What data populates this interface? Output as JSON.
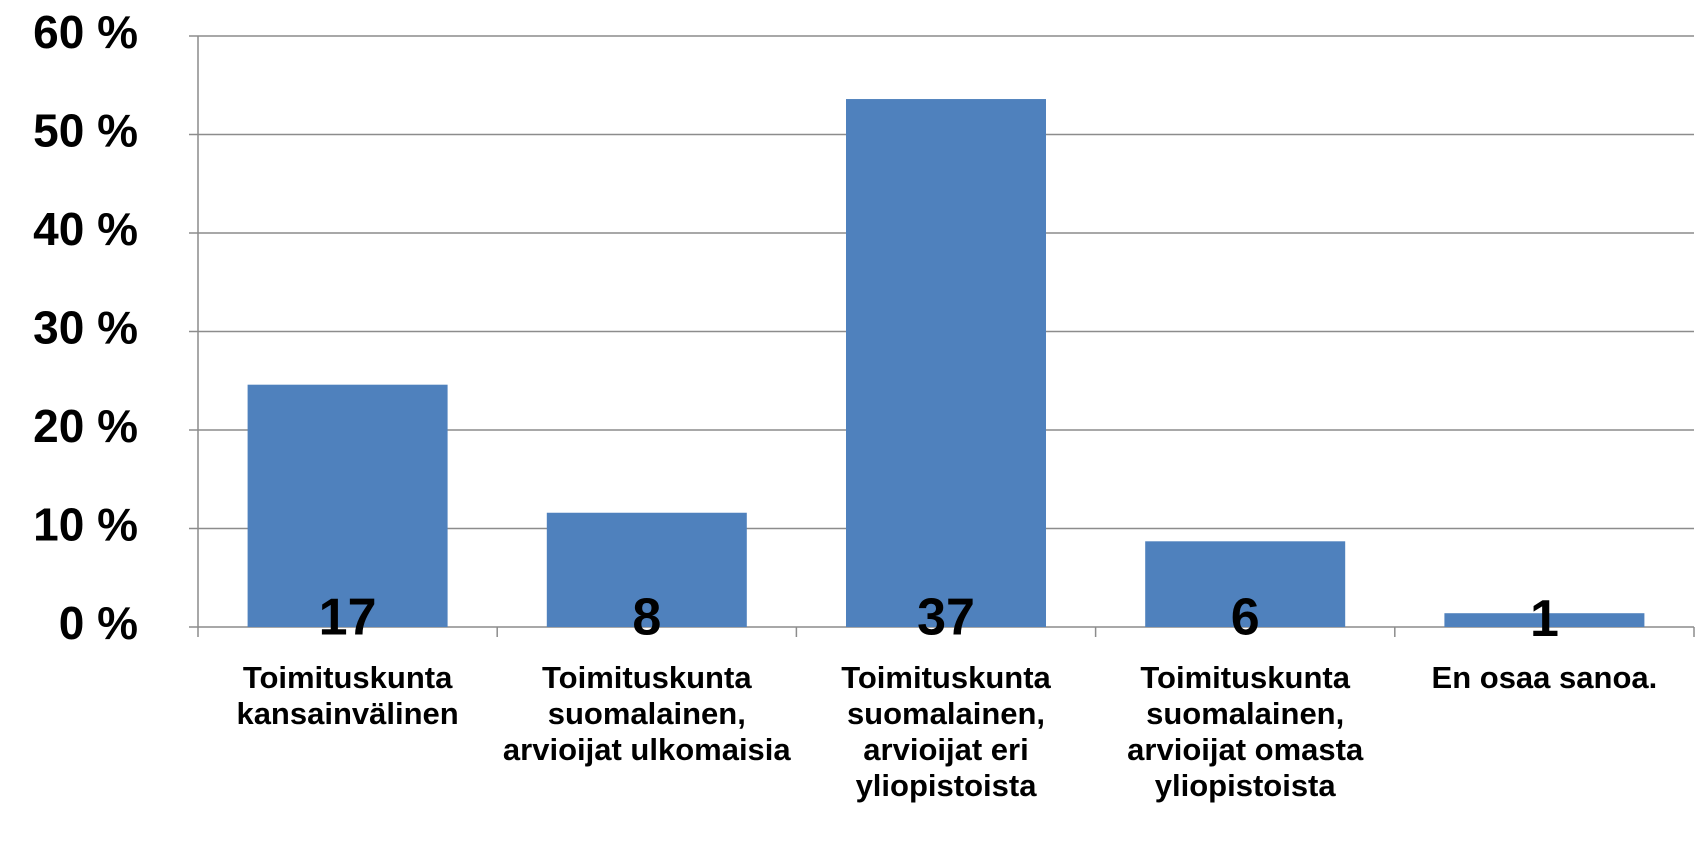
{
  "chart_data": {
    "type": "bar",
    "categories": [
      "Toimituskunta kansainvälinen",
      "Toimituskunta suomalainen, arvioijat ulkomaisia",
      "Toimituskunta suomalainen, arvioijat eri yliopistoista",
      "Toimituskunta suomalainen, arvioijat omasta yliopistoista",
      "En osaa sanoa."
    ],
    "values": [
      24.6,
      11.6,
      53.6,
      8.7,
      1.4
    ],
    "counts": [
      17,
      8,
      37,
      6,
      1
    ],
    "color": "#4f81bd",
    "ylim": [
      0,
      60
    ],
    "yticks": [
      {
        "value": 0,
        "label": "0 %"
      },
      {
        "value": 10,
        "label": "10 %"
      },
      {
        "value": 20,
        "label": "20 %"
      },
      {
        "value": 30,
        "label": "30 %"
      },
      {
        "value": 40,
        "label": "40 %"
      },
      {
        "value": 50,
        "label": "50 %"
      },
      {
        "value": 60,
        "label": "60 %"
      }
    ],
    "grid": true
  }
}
#####
**Problem statement**
Without the pictures, restate all of the entries above verbatim.

**Solution for this exercise**
What data populates this interface? Output as JSON.
{
  "chart_data": {
    "type": "bar",
    "categories": [
      "Toimituskunta kansainvälinen",
      "Toimituskunta suomalainen, arvioijat ulkomaisia",
      "Toimituskunta suomalainen, arvioijat eri yliopistoista",
      "Toimituskunta suomalainen, arvioijat omasta yliopistoista",
      "En osaa sanoa."
    ],
    "values": [
      24.6,
      11.6,
      53.6,
      8.7,
      1.4
    ],
    "counts": [
      17,
      8,
      37,
      6,
      1
    ],
    "color": "#4f81bd",
    "ylim": [
      0,
      60
    ],
    "yticks": [
      {
        "value": 0,
        "label": "0 %"
      },
      {
        "value": 10,
        "label": "10 %"
      },
      {
        "value": 20,
        "label": "20 %"
      },
      {
        "value": 30,
        "label": "30 %"
      },
      {
        "value": 40,
        "label": "40 %"
      },
      {
        "value": 50,
        "label": "50 %"
      },
      {
        "value": 60,
        "label": "60 %"
      }
    ],
    "grid": true
  }
}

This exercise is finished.